··· RECORDS FOR THE EXERCISE
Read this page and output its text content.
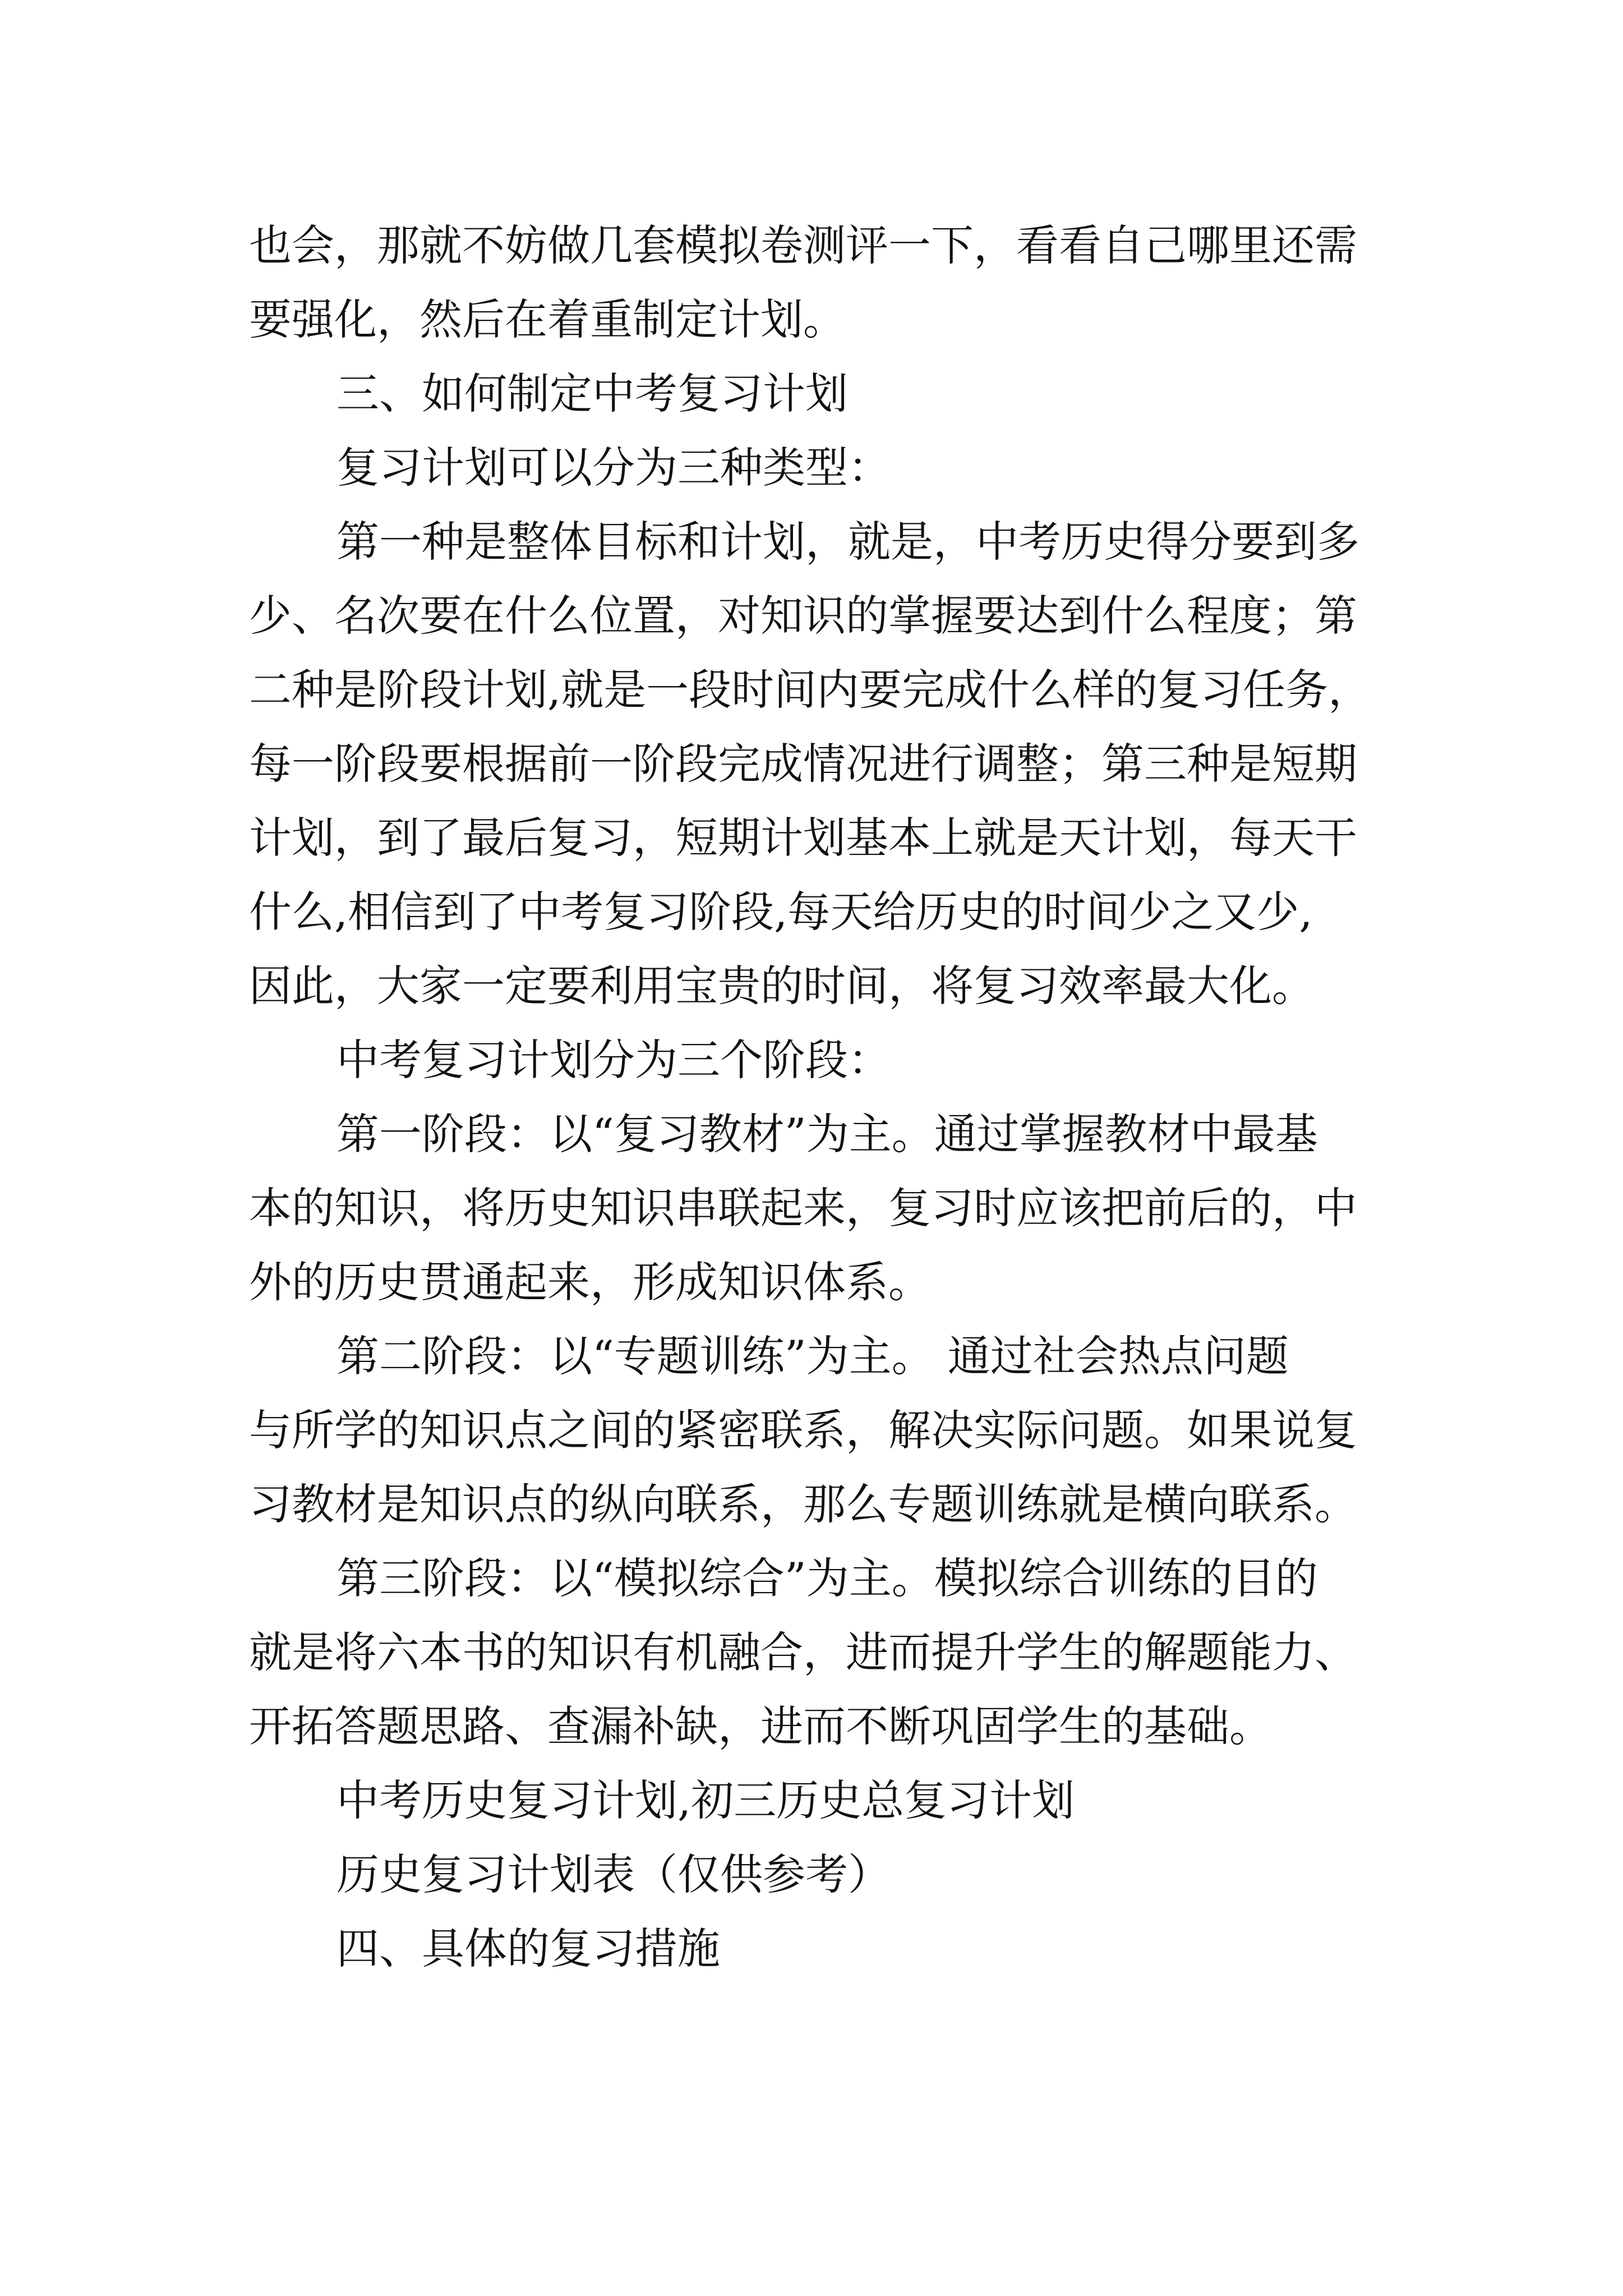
也会，那就不妨做几套模拟卷测评一下，看看自己哪里还需

要强化，然后在着重制定计划。

三、如何制定中考复习计划

复习计划可以分为三种类型：

第一种是整体目标和计划，就是，中考历史得分要到多

少、名次要在什么位置，对知识的掌握要达到什么程度；第

二种是阶段计划,就是一段时间内要完成什么样的复习任务，

每一阶段要根据前一阶段完成情况进行调整；第三种是短期

计划，到了最后复习，短期计划基本上就是天计划，每天干

什么,相信到了中考复习阶段,每天给历史的时间少之又少,

因此，大家一定要利用宝贵的时间，将复习效率最大化。

中考复习计划分为三个阶段：

第一阶段：以“复习教材”为主。通过掌握教材中最基

本的知识，将历史知识串联起来，复习时应该把前后的，中

外的历史贯通起来，形成知识体系。

第二阶段：以“专题训练”为主。 通过社会热点问题

与所学的知识点之间的紧密联系，解决实际问题。如果说复

习教材是知识点的纵向联系，那么专题训练就是横向联系。

第三阶段：以“模拟综合”为主。模拟综合训练的目的

就是将六本书的知识有机融合，进而提升学生的解题能力、

开拓答题思路、查漏补缺，进而不断巩固学生的基础。

中考历史复习计划,初三历史总复习计划

历史复习计划表（仅供参考）

四、具体的复习措施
······
## REQUIRED TASK
Quote the data above in full, leaving out the pictures it holds.

## RESPONSE TO THIS TASK
Read this page and output its text content.
也会，那就不妨做几套模拟卷测评一下，看看自己哪里还需

要强化，然后在着重制定计划。

三、如何制定中考复习计划

复习计划可以分为三种类型：

第一种是整体目标和计划，就是，中考历史得分要到多

少、名次要在什么位置，对知识的掌握要达到什么程度；第

二种是阶段计划,就是一段时间内要完成什么样的复习任务，

每一阶段要根据前一阶段完成情况进行调整；第三种是短期

计划，到了最后复习，短期计划基本上就是天计划，每天干

什么,相信到了中考复习阶段,每天给历史的时间少之又少,

因此，大家一定要利用宝贵的时间，将复习效率最大化。

中考复习计划分为三个阶段：

第一阶段：以“复习教材”为主。通过掌握教材中最基

本的知识，将历史知识串联起来，复习时应该把前后的，中

外的历史贯通起来，形成知识体系。

第二阶段：以“专题训练”为主。 通过社会热点问题

与所学的知识点之间的紧密联系，解决实际问题。如果说复

习教材是知识点的纵向联系，那么专题训练就是横向联系。

第三阶段：以“模拟综合”为主。模拟综合训练的目的

就是将六本书的知识有机融合，进而提升学生的解题能力、

开拓答题思路、查漏补缺，进而不断巩固学生的基础。

中考历史复习计划,初三历史总复习计划

历史复习计划表（仅供参考）

四、具体的复习措施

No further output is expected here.